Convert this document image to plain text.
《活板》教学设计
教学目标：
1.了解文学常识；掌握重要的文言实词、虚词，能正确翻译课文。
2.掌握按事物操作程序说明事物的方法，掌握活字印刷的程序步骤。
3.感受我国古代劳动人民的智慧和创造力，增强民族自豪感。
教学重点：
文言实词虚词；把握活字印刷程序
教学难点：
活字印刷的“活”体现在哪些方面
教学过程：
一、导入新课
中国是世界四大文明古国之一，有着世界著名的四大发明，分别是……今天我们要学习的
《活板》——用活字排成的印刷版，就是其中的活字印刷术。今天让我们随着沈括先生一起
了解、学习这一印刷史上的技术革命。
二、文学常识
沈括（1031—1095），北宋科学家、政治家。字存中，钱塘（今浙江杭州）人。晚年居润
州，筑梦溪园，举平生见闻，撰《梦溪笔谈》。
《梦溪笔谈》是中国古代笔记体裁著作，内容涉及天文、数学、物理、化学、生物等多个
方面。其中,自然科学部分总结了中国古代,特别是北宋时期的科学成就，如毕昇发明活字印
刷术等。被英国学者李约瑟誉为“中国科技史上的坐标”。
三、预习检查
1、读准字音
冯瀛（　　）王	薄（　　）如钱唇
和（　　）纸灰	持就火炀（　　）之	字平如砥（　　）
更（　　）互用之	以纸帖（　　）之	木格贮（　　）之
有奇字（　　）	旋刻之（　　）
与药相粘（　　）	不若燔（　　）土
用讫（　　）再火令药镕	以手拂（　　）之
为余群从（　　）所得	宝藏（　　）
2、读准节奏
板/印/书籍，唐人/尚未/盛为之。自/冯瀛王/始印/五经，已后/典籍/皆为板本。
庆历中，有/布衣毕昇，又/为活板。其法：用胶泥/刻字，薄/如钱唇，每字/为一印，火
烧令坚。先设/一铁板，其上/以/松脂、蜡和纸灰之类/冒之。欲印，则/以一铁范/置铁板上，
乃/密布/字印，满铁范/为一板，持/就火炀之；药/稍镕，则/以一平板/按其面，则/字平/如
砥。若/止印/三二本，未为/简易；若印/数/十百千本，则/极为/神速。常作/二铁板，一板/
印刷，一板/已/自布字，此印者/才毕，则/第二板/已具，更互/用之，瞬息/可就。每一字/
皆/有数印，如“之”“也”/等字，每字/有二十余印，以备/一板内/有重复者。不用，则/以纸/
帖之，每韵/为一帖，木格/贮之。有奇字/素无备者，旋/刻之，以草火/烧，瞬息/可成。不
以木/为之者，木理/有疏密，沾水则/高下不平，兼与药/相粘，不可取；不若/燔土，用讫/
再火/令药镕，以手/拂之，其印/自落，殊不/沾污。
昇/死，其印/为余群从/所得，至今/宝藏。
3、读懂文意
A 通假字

################

— What to do —
Write the whole listing out again. Keep every line exactly as it is.

— Task answer —
Convert this document image to plain text.
《活板》教学设计
教学目标：
1.了解文学常识；掌握重要的文言实词、虚词，能正确翻译课文。
2.掌握按事物操作程序说明事物的方法，掌握活字印刷的程序步骤。
3.感受我国古代劳动人民的智慧和创造力，增强民族自豪感。
教学重点：
文言实词虚词；把握活字印刷程序
教学难点：
活字印刷的“活”体现在哪些方面
教学过程：
一、导入新课
中国是世界四大文明古国之一，有着世界著名的四大发明，分别是……今天我们要学习的
《活板》——用活字排成的印刷版，就是其中的活字印刷术。今天让我们随着沈括先生一起
了解、学习这一印刷史上的技术革命。
二、文学常识
沈括（1031—1095），北宋科学家、政治家。字存中，钱塘（今浙江杭州）人。晚年居润
州，筑梦溪园，举平生见闻，撰《梦溪笔谈》。
《梦溪笔谈》是中国古代笔记体裁著作，内容涉及天文、数学、物理、化学、生物等多个
方面。其中,自然科学部分总结了中国古代,特别是北宋时期的科学成就，如毕昇发明活字印
刷术等。被英国学者李约瑟誉为“中国科技史上的坐标”。
三、预习检查
1、读准字音
冯瀛（　　）王	薄（　　）如钱唇
和（　　）纸灰	持就火炀（　　）之	字平如砥（　　）
更（　　）互用之	以纸帖（　　）之	木格贮（　　）之
有奇字（　　）	旋刻之（　　）
与药相粘（　　）	不若燔（　　）土
用讫（　　）再火令药镕	以手拂（　　）之
为余群从（　　）所得	宝藏（　　）
2、读准节奏
板/印/书籍，唐人/尚未/盛为之。自/冯瀛王/始印/五经，已后/典籍/皆为板本。
庆历中，有/布衣毕昇，又/为活板。其法：用胶泥/刻字，薄/如钱唇，每字/为一印，火
烧令坚。先设/一铁板，其上/以/松脂、蜡和纸灰之类/冒之。欲印，则/以一铁范/置铁板上，
乃/密布/字印，满铁范/为一板，持/就火炀之；药/稍镕，则/以一平板/按其面，则/字平/如
砥。若/止印/三二本，未为/简易；若印/数/十百千本，则/极为/神速。常作/二铁板，一板/
印刷，一板/已/自布字，此印者/才毕，则/第二板/已具，更互/用之，瞬息/可就。每一字/
皆/有数印，如“之”“也”/等字，每字/有二十余印，以备/一板内/有重复者。不用，则/以纸/
帖之，每韵/为一帖，木格/贮之。有奇字/素无备者，旋/刻之，以草火/烧，瞬息/可成。不
以木/为之者，木理/有疏密，沾水则/高下不平，兼与药/相粘，不可取；不若/燔土，用讫/
再火/令药镕，以手/拂之，其印/自落，殊不/沾污。
昇/死，其印/为余群从/所得，至今/宝藏。
3、读懂文意
A 通假字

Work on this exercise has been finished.